- Goal -
Write out each line of the listing as it stands, without the images.

»»

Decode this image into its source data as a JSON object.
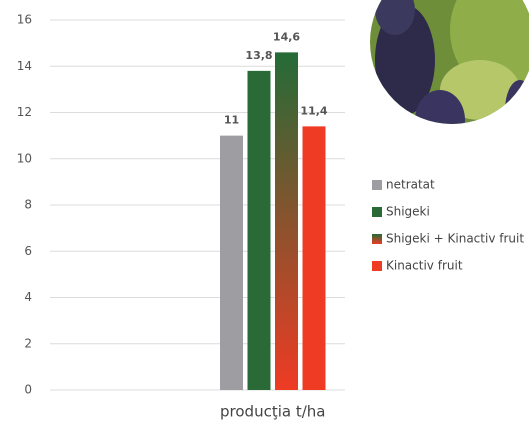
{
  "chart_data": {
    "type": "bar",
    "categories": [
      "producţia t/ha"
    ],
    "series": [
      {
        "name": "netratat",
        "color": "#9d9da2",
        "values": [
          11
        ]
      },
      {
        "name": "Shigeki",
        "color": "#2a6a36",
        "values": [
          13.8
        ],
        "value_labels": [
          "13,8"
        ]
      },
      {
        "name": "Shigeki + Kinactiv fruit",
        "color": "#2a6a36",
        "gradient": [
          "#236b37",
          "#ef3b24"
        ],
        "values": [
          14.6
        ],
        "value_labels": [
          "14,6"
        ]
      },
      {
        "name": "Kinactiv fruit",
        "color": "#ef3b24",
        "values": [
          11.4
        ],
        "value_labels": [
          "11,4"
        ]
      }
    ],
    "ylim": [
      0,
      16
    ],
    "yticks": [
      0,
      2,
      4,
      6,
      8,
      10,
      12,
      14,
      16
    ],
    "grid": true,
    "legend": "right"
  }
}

««

- Response to the exercise -
Decode this image into its source data as a JSON object.
{
  "chart_data": {
    "type": "bar",
    "categories": [
      "producţia t/ha"
    ],
    "series": [
      {
        "name": "netratat",
        "color": "#9d9da2",
        "values": [
          11
        ]
      },
      {
        "name": "Shigeki",
        "color": "#2a6a36",
        "values": [
          13.8
        ],
        "value_labels": [
          "13,8"
        ]
      },
      {
        "name": "Shigeki + Kinactiv fruit",
        "color": "#2a6a36",
        "gradient": [
          "#236b37",
          "#ef3b24"
        ],
        "values": [
          14.6
        ],
        "value_labels": [
          "14,6"
        ]
      },
      {
        "name": "Kinactiv fruit",
        "color": "#ef3b24",
        "values": [
          11.4
        ],
        "value_labels": [
          "11,4"
        ]
      }
    ],
    "ylim": [
      0,
      16
    ],
    "yticks": [
      0,
      2,
      4,
      6,
      8,
      10,
      12,
      14,
      16
    ],
    "grid": true,
    "legend": "right"
  }
}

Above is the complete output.